Make an exact copy of each entry, leaving out every picture.

Stored data entries:
· · · · ·

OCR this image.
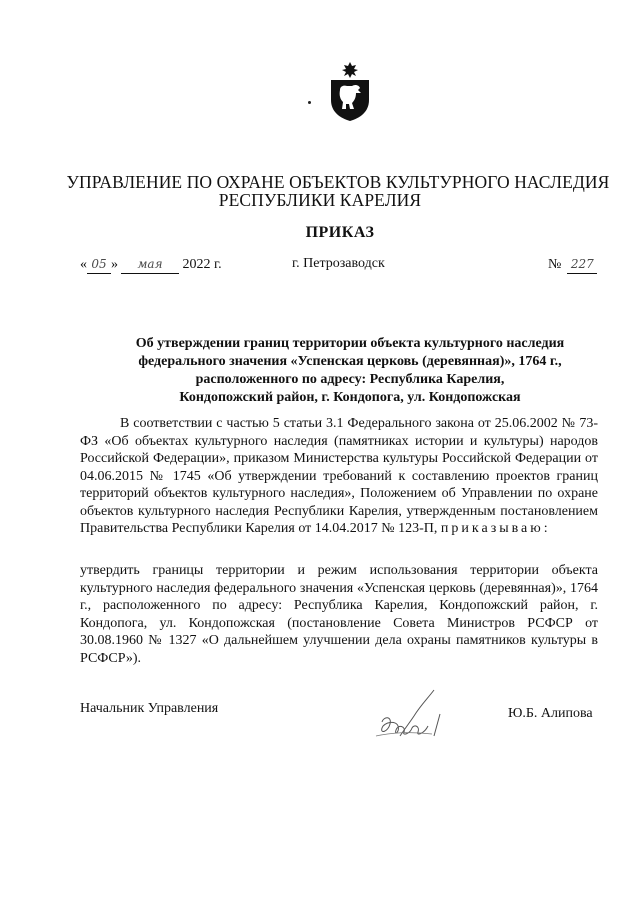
УПРАВЛЕНИЕ ПО ОХРАНЕ ОБЪЕКТОВ КУЛЬТУРНОГО НАСЛЕДИЯ
РЕСПУБЛИКИ КАРЕЛИЯ
ПРИКАЗ
« 05 » мая 2022 г.	г. Петрозаводск	№ 227
Об утверждении границ территории объекта культурного наследия
федерального значения «Успенская церковь (деревянная)», 1764 г.,
расположенного по адресу: Республика Карелия,
Кондопожский район, г. Кондопога, ул. Кондопожская
В соответствии с частью 5 статьи 3.1 Федерального закона от 25.06.2002 № 73-ФЗ «Об объектах культурного наследия (памятниках истории и культуры) народов Российской Федерации», приказом Министерства культуры Российской Федерации от 04.06.2015 № 1745 «Об утверждении требований к составлению проектов границ территорий объектов культурного наследия», Положением об Управлении по охране объектов культурного наследия Республики Карелия, утвержденным постановлением Правительства Республики Карелия от 14.04.2017 № 123-П, приказываю:
утвердить границы территории и режим использования территории объекта культурного наследия федерального значения «Успенская церковь (деревянная)», 1764 г., расположенного по адресу: Республика Карелия, Кондопожский район, г. Кондопога, ул. Кондопожская (постановление Совета Министров РСФСР от 30.08.1960 № 1327 «О дальнейшем улучшении дела охраны памятников культуры в РСФСР»).
Начальник Управления	Ю.Б. Алипова
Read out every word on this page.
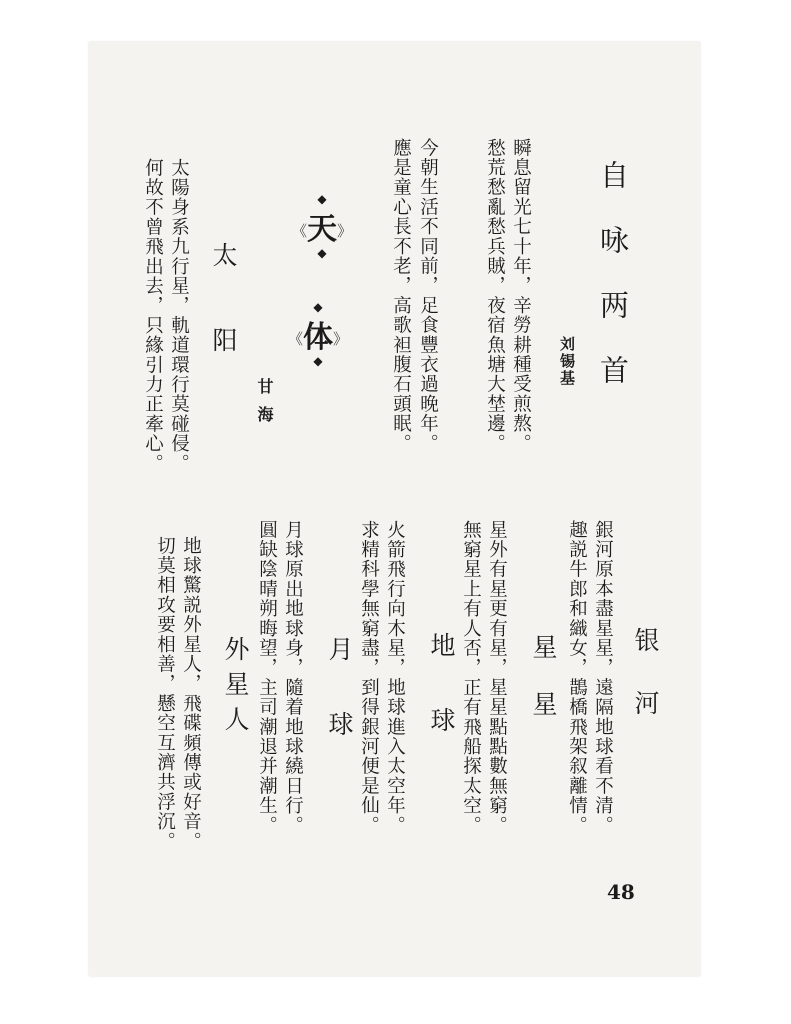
自咏两首
刘锡基
瞬息留光七十年，辛勞耕種受煎熬。
愁荒愁亂愁兵賊，夜宿魚塘大埜邊。
今朝生活不同前，足食豐衣過晚年。
應是童心長不老，高歌袒腹石頭眠。
◆
《天》
◆
◆
《体》
◆
甘海
太阳
太陽身系九行星，軌道環行莫碰侵。
何故不曾飛出去，只緣引力正牽心。
銀河原本盡星星，遠隔地球看不清。
趣説牛郎和織女，鵲橋飛架叙離情。 银河
星星
星外有星更有星，星星點點數無窮。
無窮星上有人否，正有飛船探太空。
地球
火箭飛行向木星，地球進入太空年。
求精科學無窮盡，到得銀河便是仙。
月球
月球原出地球身，隨着地球繞日行。
圓缺陰晴朔晦望，主司潮退并潮生。
外星人
地球驚説外星人，飛碟頻傳或好音。
切莫相攻要相善，懸空互濟共浮沉。
48
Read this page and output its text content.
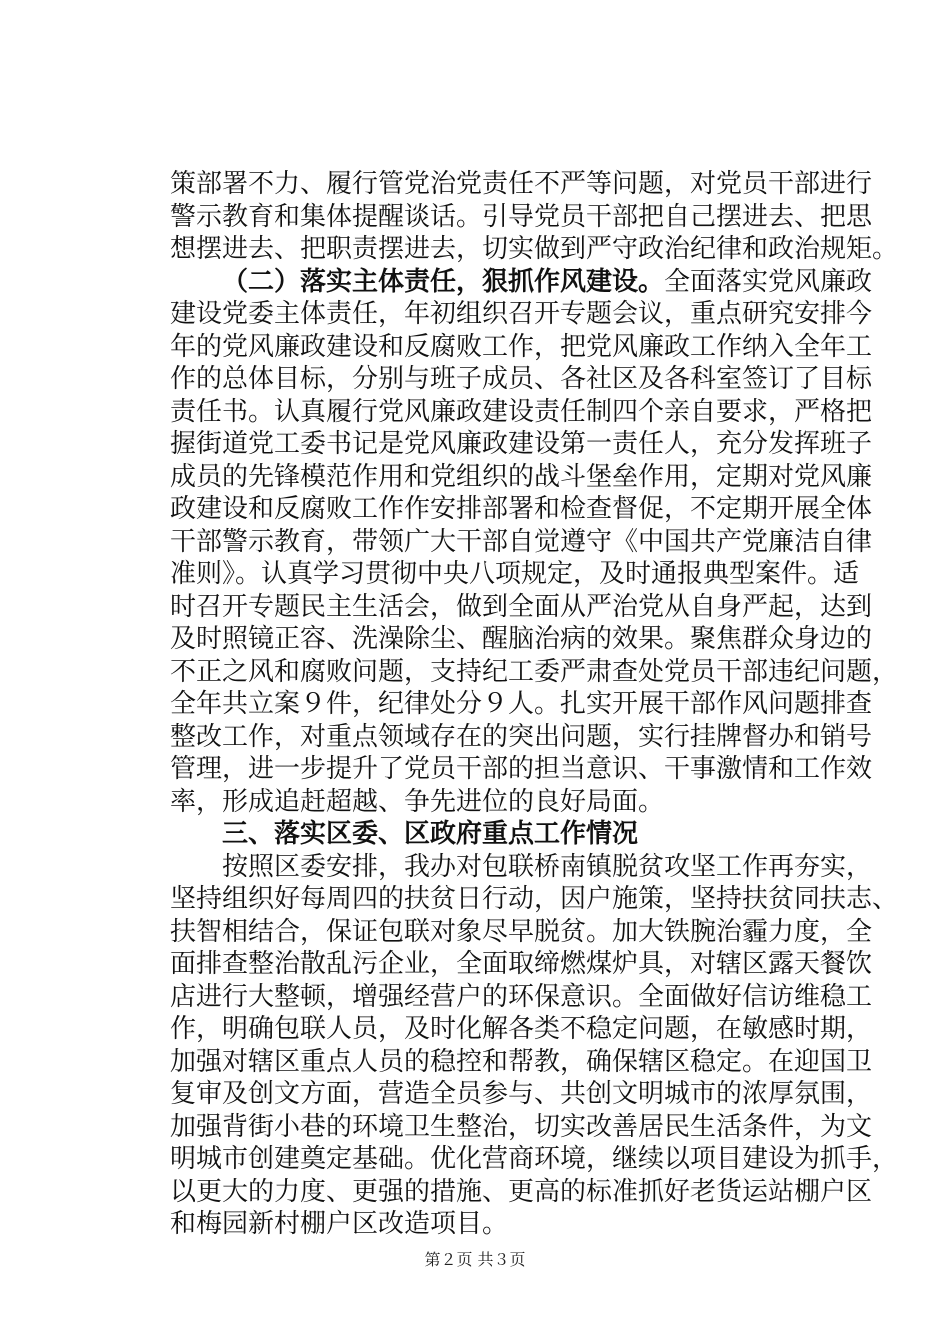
策部署不力、履行管党治党责任不严等问题，对党员干部进行
警示教育和集体提醒谈话。引导党员干部把自己摆进去、把思
想摆进去、把职责摆进去，切实做到严守政治纪律和政治规矩。
（二）落实主体责任，狠抓作风建设。全面落实党风廉政
建设党委主体责任，年初组织召开专题会议，重点研究安排今
年的党风廉政建设和反腐败工作，把党风廉政工作纳入全年工
作的总体目标，分别与班子成员、各社区及各科室签订了目标
责任书。认真履行党风廉政建设责任制四个亲自要求，严格把
握街道党工委书记是党风廉政建设第一责任人，充分发挥班子
成员的先锋模范作用和党组织的战斗堡垒作用，定期对党风廉
政建设和反腐败工作作安排部署和检查督促，不定期开展全体
干部警示教育，带领广大干部自觉遵守《中国共产党廉洁自律
准则》。认真学习贯彻中央八项规定，及时通报典型案件。适
时召开专题民主生活会，做到全面从严治党从自身严起，达到
及时照镜正容、洗澡除尘、醒脑治病的效果。聚焦群众身边的
不正之风和腐败问题，支持纪工委严肃查处党员干部违纪问题，
全年共立案９件，纪律处分９人。扎实开展干部作风问题排查
整改工作，对重点领域存在的突出问题，实行挂牌督办和销号
管理，进一步提升了党员干部的担当意识、干事激情和工作效
率，形成追赶超越、争先进位的良好局面。
三、落实区委、区政府重点工作情况
按照区委安排，我办对包联桥南镇脱贫攻坚工作再夯实，
坚持组织好每周四的扶贫日行动，因户施策，坚持扶贫同扶志、
扶智相结合，保证包联对象尽早脱贫。加大铁腕治霾力度，全
面排查整治散乱污企业，全面取缔燃煤炉具，对辖区露天餐饮
店进行大整顿，增强经营户的环保意识。全面做好信访维稳工
作，明确包联人员，及时化解各类不稳定问题，在敏感时期，
加强对辖区重点人员的稳控和帮教，确保辖区稳定。在迎国卫
复审及创文方面，营造全员参与、共创文明城市的浓厚氛围，
加强背街小巷的环境卫生整治，切实改善居民生活条件，为文
明城市创建奠定基础。优化营商环境，继续以项目建设为抓手，
以更大的力度、更强的措施、更高的标准抓好老货运站棚户区
和梅园新村棚户区改造项目。
第２页 共３页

· · · · ·

Answer for the task:
OCR this image.
УПРАВЛЕНИЕ ПО ОХРАНЕ ОБЪЕКТОВ КУЛЬТУРНОГО НАСЛЕДИЯ
РЕСПУБЛИКИ КАРЕЛИЯ
ПРИКАЗ
« 05 » мая 2022 г.	г. Петрозаводск	№ 227
Об утверждении границ территории объекта культурного наследия
федерального значения «Успенская церковь (деревянная)», 1764 г.,
расположенного по адресу: Республика Карелия,
Кондопожский район, г. Кондопога, ул. Кондопожская
В соответствии с частью 5 статьи 3.1 Федерального закона от 25.06.2002 № 73-ФЗ «Об объектах культурного наследия (памятниках истории и культуры) народов Российской Федерации», приказом Министерства культуры Российской Федерации от 04.06.2015 № 1745 «Об утверждении требований к составлению проектов границ территорий объектов культурного наследия», Положением об Управлении по охране объектов культурного наследия Республики Карелия, утвержденным постановлением Правительства Республики Карелия от 14.04.2017 № 123-П, приказываю:
утвердить границы территории и режим использования территории объекта культурного наследия федерального значения «Успенская церковь (деревянная)», 1764 г., расположенного по адресу: Республика Карелия, Кондопожский район, г. Кондопога, ул. Кондопожская (постановление Совета Министров РСФСР от 30.08.1960 № 1327 «О дальнейшем улучшении дела охраны памятников культуры в РСФСР»).
Начальник Управления	Ю.Б. Алипова
Read out every word on this page.
自咏两首
刘锡基
瞬息留光七十年，辛勞耕種受煎熬。
愁荒愁亂愁兵賊，夜宿魚塘大埜邊。
今朝生活不同前，足食豐衣過晚年。
應是童心長不老，高歌袒腹石頭眠。
◆
《天》
◆
◆
《体》
◆
甘海
太阳
太陽身系九行星，軌道環行莫碰侵。
何故不曾飛出去，只緣引力正牽心。
銀河原本盡星星，遠隔地球看不清。
趣説牛郎和織女，鵲橋飛架叙離情。 银河
星星
星外有星更有星，星星點點數無窮。
無窮星上有人否，正有飛船探太空。
地球
火箭飛行向木星，地球進入太空年。
求精科學無窮盡，到得銀河便是仙。
月球
月球原出地球身，隨着地球繞日行。
圓缺陰晴朔晦望，主司潮退并潮生。
外星人
地球驚説外星人，飛碟頻傳或好音。
切莫相攻要相善，懸空互濟共浮沉。
48
Read this page and output its text content.
策部署不力、履行管党治党责任不严等问题，对党员干部进行
警示教育和集体提醒谈话。引导党员干部把自己摆进去、把思
想摆进去、把职责摆进去，切实做到严守政治纪律和政治规矩。
（二）落实主体责任，狠抓作风建设。全面落实党风廉政
建设党委主体责任，年初组织召开专题会议，重点研究安排今
年的党风廉政建设和反腐败工作，把党风廉政工作纳入全年工
作的总体目标，分别与班子成员、各社区及各科室签订了目标
责任书。认真履行党风廉政建设责任制四个亲自要求，严格把
握街道党工委书记是党风廉政建设第一责任人，充分发挥班子
成员的先锋模范作用和党组织的战斗堡垒作用，定期对党风廉
政建设和反腐败工作作安排部署和检查督促，不定期开展全体
干部警示教育，带领广大干部自觉遵守《中国共产党廉洁自律
准则》。认真学习贯彻中央八项规定，及时通报典型案件。适
时召开专题民主生活会，做到全面从严治党从自身严起，达到
及时照镜正容、洗澡除尘、醒脑治病的效果。聚焦群众身边的
不正之风和腐败问题，支持纪工委严肃查处党员干部违纪问题，
全年共立案９件，纪律处分９人。扎实开展干部作风问题排查
整改工作，对重点领域存在的突出问题，实行挂牌督办和销号
管理，进一步提升了党员干部的担当意识、干事激情和工作效
率，形成追赶超越、争先进位的良好局面。
三、落实区委、区政府重点工作情况
按照区委安排，我办对包联桥南镇脱贫攻坚工作再夯实，
坚持组织好每周四的扶贫日行动，因户施策，坚持扶贫同扶志、
扶智相结合，保证包联对象尽早脱贫。加大铁腕治霾力度，全
面排查整治散乱污企业，全面取缔燃煤炉具，对辖区露天餐饮
店进行大整顿，增强经营户的环保意识。全面做好信访维稳工
作，明确包联人员，及时化解各类不稳定问题，在敏感时期，
加强对辖区重点人员的稳控和帮教，确保辖区稳定。在迎国卫
复审及创文方面，营造全员参与、共创文明城市的浓厚氛围，
加强背街小巷的环境卫生整治，切实改善居民生活条件，为文
明城市创建奠定基础。优化营商环境，继续以项目建设为抓手，
以更大的力度、更强的措施、更高的标准抓好老货运站棚户区
和梅园新村棚户区改造项目。
第２页 共３页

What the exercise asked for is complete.